▶ EXERCISE: Locate each line below that includes "Quality" and reproduce it.

(Raw records)
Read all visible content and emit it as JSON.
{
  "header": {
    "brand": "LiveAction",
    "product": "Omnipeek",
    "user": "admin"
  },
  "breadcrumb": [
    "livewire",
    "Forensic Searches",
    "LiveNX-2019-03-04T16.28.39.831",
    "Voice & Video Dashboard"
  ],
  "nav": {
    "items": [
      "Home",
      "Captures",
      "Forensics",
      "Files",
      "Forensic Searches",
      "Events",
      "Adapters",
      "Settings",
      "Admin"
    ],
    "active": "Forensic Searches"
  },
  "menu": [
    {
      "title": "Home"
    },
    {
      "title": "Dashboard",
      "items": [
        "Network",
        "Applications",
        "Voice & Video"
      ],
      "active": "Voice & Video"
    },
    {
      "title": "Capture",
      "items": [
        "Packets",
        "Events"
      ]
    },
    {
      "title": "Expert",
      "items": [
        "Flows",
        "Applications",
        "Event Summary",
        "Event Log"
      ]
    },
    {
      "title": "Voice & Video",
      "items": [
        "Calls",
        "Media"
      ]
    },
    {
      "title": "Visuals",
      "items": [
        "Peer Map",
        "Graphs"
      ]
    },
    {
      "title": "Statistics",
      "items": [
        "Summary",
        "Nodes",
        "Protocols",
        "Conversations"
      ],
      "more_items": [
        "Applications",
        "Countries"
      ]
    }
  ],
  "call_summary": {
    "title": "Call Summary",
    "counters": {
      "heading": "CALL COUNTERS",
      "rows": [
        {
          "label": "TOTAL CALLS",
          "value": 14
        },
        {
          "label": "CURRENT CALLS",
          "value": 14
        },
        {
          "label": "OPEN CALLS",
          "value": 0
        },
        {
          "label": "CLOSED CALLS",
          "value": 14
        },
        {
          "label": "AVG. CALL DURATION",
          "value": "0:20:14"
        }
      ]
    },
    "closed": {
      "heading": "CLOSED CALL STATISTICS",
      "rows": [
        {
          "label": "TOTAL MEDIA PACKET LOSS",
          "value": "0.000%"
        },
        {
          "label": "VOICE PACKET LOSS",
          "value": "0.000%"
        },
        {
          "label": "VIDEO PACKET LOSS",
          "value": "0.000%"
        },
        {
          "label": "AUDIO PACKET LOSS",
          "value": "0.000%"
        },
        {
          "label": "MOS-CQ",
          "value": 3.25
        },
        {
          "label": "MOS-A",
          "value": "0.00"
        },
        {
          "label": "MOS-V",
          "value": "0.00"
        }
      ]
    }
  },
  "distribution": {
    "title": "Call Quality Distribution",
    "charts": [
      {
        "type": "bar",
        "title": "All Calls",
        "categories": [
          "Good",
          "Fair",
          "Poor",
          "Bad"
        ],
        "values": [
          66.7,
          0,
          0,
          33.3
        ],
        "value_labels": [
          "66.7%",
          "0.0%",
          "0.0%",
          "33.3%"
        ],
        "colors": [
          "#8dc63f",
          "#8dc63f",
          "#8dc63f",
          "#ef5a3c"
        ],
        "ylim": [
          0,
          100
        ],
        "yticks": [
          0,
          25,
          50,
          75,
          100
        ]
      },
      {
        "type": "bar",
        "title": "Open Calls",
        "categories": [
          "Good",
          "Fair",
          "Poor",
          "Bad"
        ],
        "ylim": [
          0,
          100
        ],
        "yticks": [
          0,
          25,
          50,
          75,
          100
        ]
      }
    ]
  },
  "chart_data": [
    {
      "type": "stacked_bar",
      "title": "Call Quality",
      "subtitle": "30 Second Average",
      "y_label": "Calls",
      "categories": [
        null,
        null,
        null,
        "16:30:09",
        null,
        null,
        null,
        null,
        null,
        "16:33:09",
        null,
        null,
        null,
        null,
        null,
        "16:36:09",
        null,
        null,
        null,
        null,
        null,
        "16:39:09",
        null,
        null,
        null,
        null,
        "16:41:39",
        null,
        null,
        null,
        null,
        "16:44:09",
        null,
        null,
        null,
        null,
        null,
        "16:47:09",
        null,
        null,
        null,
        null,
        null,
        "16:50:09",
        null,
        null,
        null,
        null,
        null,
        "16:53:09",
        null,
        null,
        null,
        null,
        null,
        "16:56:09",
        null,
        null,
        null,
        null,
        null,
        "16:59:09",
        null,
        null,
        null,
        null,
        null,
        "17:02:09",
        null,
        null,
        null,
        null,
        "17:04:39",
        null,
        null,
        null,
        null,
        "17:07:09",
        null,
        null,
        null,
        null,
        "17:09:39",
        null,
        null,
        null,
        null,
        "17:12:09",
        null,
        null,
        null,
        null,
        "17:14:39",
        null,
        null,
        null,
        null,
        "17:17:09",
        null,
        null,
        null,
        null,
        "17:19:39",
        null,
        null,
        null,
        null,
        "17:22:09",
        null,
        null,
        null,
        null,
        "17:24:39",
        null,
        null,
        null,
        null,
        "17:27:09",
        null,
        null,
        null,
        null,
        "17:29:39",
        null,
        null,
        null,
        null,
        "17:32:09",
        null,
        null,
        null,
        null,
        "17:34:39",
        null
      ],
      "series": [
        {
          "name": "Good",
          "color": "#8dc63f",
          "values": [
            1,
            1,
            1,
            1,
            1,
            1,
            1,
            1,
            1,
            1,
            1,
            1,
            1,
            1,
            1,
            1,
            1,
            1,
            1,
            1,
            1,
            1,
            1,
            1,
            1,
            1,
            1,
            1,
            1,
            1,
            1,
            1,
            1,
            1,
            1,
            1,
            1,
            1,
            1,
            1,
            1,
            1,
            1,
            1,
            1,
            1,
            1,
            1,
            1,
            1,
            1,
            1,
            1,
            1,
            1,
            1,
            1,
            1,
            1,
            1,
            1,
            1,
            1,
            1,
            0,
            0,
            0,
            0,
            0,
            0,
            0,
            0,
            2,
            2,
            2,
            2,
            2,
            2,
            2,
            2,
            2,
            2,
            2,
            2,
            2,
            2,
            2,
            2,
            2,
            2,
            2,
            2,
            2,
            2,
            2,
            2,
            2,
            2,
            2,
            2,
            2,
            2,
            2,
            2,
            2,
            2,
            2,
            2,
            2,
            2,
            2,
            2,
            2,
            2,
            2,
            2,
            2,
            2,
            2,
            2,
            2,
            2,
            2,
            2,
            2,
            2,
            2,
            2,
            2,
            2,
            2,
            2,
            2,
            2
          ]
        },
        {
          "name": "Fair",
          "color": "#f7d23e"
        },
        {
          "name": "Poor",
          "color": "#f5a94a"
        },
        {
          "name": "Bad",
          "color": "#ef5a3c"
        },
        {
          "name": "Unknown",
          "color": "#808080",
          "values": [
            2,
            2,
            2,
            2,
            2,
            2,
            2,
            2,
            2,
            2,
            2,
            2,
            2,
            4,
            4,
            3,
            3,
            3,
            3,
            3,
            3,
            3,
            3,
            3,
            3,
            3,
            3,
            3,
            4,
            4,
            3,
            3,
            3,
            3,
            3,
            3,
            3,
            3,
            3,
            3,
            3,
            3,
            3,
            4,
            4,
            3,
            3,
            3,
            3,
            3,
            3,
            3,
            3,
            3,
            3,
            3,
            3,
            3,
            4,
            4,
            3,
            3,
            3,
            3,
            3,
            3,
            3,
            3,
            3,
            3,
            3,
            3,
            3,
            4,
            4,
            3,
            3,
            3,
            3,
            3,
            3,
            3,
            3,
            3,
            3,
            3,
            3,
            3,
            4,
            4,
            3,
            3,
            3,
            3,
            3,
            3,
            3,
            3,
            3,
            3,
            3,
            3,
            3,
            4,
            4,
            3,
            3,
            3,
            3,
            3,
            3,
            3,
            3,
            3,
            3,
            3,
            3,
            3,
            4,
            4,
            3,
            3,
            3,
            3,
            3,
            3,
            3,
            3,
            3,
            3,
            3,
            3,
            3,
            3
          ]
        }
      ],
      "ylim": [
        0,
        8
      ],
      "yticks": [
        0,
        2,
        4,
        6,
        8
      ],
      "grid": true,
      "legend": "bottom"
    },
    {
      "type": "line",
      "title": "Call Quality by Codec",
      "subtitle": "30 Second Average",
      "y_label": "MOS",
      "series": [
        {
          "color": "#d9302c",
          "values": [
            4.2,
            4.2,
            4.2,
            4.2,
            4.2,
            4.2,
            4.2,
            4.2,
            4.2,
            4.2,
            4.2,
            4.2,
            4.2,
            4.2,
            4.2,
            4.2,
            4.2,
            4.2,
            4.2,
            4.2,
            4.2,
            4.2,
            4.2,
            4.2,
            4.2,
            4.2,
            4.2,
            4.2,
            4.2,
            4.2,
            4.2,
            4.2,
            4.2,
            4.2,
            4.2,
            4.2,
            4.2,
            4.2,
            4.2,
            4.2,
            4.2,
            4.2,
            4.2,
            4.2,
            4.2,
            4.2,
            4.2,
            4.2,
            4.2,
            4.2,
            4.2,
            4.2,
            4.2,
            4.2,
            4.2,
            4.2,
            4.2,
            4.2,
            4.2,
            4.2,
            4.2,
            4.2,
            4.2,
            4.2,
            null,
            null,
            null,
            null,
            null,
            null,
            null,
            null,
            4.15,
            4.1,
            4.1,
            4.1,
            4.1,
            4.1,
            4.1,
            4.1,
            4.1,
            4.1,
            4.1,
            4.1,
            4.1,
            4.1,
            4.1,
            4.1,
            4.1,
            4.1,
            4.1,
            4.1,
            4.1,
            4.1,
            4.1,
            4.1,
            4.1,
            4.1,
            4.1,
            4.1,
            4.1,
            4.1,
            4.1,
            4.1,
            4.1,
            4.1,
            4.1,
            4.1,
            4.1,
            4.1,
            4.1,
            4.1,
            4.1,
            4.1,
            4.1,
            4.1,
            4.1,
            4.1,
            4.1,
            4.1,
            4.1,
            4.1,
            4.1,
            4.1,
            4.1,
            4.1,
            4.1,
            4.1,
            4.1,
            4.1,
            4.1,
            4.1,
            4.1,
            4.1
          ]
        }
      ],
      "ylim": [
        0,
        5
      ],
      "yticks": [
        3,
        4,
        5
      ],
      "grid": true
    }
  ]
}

==

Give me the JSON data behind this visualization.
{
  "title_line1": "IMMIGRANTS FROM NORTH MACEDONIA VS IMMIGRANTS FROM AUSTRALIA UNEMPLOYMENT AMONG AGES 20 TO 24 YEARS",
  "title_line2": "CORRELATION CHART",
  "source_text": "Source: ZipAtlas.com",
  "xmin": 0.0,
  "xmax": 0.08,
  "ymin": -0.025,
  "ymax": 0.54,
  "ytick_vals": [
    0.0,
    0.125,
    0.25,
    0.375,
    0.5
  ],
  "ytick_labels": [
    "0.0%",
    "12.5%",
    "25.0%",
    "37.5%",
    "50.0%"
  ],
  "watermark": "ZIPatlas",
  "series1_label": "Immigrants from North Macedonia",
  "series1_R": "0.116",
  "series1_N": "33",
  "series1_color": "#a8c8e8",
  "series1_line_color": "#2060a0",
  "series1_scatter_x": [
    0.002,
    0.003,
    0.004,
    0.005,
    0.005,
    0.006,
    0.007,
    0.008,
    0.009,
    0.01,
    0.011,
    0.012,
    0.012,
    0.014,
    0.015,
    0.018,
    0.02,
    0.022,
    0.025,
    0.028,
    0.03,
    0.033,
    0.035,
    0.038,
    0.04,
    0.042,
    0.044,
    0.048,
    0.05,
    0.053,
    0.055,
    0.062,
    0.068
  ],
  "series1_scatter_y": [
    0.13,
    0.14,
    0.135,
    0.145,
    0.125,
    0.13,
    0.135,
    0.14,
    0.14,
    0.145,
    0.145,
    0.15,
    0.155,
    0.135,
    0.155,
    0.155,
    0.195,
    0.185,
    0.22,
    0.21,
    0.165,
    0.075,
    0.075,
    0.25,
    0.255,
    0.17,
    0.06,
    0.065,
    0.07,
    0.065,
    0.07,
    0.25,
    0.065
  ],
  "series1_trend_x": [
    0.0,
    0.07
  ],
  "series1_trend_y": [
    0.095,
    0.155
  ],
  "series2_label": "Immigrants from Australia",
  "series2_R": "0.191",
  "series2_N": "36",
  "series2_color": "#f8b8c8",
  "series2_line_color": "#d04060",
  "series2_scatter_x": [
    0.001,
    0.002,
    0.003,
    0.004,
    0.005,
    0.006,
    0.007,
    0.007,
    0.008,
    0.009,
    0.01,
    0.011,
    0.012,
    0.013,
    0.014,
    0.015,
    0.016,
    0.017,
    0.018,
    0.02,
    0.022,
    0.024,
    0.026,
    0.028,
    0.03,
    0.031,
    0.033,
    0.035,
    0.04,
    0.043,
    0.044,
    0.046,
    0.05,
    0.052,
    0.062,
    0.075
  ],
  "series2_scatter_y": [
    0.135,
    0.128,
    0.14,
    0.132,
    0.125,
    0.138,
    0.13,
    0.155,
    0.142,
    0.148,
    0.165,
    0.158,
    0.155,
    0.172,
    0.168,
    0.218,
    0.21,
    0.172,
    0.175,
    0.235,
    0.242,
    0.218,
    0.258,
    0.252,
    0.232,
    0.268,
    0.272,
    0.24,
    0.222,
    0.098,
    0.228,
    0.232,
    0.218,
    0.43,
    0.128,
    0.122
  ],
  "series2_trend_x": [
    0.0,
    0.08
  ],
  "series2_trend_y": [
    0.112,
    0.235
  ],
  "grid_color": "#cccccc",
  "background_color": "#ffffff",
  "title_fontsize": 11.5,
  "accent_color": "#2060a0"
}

▶ REPLY:
    "title": "Call Quality Distribution",
      "title": "Call Quality",
      "title": "Call Quality by Codec",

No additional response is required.